= Given text =

>> START

The time has come to end this practice [of congressional earmarking]. So let us work together to reform the budget process … expose every earmark to the light of day and to a vote in Congress.

The Office of Management and Budget (OMB) announced plans last week to “step up the administration’s effort to cut earmarks by posting on its website next week all earmarks identified by federal agencies in fiscal year 2005 appropriations bills.”

But according to Mark Tapscott at the D.C. Examiner, the White House is reneging on this pledge and is pressuring the OMB to release only a partial list of congressional earmarks:

[Last week I heard from Hill sources] that the White House congressional liason staff was pressuring OMB Director Rob Portman to not release all of the earmarks requested by Members of Congress to executive agencies under the FY2005 budget. …

Now this morning, word is circulating on the Hill that the Bush administration is going to release only a limited database of earmarks later today or maybe no database at all, but just aggregate or summary data.

Seems the White House legislative staff fears releasing the database would offend members of the appropriation committees in Congress. So, the public gets the shaft, again, on a topic on which there is no doubt where the American people stand.

In 2005, Congress inserted 15,877 pork projects into spending bills. In 2006, Congress allocated a record $71.77 billion “to 15,832 special projects, more than double the $29.11 billion spent on 4,155 pork-barrel projects in 1994.”

>> END

= Written task 1 =
Answer these questions using the passage on congressional earmarks.
(a) From which fiscal year's appropriations bills did OMB plan to post all earmarks identified by federal agencies?
(b) According to the passage, what does the White House legislative staff fear would happen if the database were released?
(c) How many pork projects did Congress insert into spending bills in 2005?
= Written task 2 =
Write the next part of the passage on congressional earmarks, starting after its final sentence.

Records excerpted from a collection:
>> START

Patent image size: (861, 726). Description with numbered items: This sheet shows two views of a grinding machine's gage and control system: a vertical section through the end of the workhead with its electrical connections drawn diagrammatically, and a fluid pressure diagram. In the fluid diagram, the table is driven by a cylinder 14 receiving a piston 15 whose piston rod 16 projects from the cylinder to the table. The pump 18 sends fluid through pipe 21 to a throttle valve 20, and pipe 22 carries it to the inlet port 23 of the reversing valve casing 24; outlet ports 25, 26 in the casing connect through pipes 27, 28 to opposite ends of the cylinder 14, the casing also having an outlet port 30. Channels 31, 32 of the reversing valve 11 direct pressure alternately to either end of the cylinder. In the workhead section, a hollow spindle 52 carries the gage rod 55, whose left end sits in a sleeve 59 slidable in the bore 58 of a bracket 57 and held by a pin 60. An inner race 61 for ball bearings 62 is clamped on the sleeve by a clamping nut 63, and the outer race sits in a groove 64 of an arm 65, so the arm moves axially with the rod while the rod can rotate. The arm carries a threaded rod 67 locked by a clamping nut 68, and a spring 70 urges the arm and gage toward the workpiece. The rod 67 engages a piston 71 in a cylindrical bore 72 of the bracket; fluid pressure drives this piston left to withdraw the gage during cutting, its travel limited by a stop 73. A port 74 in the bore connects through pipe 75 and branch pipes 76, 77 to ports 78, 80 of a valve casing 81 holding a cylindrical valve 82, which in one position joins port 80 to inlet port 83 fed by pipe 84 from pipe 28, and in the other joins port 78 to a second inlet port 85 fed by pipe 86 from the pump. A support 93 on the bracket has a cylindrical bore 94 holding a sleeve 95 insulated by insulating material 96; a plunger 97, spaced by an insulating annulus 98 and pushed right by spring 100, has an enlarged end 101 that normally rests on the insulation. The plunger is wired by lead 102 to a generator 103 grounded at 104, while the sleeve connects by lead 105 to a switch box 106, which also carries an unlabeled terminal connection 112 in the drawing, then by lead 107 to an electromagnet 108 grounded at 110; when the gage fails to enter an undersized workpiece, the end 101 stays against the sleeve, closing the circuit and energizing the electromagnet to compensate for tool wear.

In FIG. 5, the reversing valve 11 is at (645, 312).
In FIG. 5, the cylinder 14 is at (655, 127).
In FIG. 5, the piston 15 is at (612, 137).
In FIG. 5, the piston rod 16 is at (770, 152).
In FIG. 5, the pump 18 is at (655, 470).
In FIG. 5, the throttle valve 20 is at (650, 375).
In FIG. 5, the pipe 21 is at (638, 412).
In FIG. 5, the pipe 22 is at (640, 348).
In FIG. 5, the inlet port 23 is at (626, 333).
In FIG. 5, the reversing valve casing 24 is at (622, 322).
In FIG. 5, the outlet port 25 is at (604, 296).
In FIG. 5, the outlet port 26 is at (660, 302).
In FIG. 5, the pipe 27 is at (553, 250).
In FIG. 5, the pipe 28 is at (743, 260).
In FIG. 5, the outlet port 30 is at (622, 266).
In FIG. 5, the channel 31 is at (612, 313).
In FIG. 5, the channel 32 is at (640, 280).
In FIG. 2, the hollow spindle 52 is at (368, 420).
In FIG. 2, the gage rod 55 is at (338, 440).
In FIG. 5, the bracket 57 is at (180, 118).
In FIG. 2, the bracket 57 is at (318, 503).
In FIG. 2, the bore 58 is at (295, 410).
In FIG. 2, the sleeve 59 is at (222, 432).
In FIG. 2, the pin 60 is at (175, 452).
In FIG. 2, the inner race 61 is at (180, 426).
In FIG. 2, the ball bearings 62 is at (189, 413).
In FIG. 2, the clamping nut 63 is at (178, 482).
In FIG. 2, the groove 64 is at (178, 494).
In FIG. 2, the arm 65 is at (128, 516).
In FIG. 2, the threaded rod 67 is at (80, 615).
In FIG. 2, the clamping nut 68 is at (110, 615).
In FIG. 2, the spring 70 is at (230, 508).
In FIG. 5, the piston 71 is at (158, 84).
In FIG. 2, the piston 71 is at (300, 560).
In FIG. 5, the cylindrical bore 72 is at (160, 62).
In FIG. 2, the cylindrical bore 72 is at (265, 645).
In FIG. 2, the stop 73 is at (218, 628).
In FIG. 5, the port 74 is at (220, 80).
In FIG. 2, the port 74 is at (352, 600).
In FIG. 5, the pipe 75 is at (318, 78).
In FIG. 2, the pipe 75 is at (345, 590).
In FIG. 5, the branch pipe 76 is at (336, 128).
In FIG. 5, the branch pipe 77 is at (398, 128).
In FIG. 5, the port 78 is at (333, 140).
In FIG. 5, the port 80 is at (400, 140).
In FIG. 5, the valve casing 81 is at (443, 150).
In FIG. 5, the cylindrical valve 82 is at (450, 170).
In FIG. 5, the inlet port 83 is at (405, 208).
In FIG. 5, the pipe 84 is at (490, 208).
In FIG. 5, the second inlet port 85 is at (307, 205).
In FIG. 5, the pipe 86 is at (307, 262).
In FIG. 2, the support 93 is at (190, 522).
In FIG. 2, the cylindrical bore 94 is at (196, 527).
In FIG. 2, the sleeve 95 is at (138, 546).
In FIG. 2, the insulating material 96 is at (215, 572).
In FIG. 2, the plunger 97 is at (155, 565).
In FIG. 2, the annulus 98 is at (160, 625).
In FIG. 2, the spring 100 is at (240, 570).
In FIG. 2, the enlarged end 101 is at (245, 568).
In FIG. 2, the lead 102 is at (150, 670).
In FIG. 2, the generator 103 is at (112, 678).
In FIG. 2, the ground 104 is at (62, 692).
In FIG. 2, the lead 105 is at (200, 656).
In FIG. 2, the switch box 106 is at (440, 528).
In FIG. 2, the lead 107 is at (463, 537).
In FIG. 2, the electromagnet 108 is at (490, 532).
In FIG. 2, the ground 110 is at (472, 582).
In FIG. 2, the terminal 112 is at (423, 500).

>> END

= Final answer 1 =
(a) Fiscal year 2005.
(b) That releasing it would offend members of the appropriation committees in Congress.
(c) 15,877.

= Final answer 2 =
The White House’s decision to protect pork comes during Sunshine Week, which highlights the public’s right to know what the government is doing. Not only is the Bush administration not following through on its promise to reform earmarking, but a new study has “found that 26 federal agencies were processing fewer FOIA requests, making petitioners wait much longer for responses and releasing less information than they were nine years ago.”

UPDATE: OMB spokesman Sean Kevelighan told ThinkProgress that OMB will be launching its earmarks website today with “aggregate data on the number and cost of earmarks down to the agency and account level.” He promised that OMB will be providing “even greater detail” in the future.

UPDATE II: Sunlight Foundation spoke with Rob Lehman, the OMB chief of staff, who said that contrary to the Tapscott report, “there is no ‘caving’ on their announced intention to publish a comprehensive list of earmarks online.”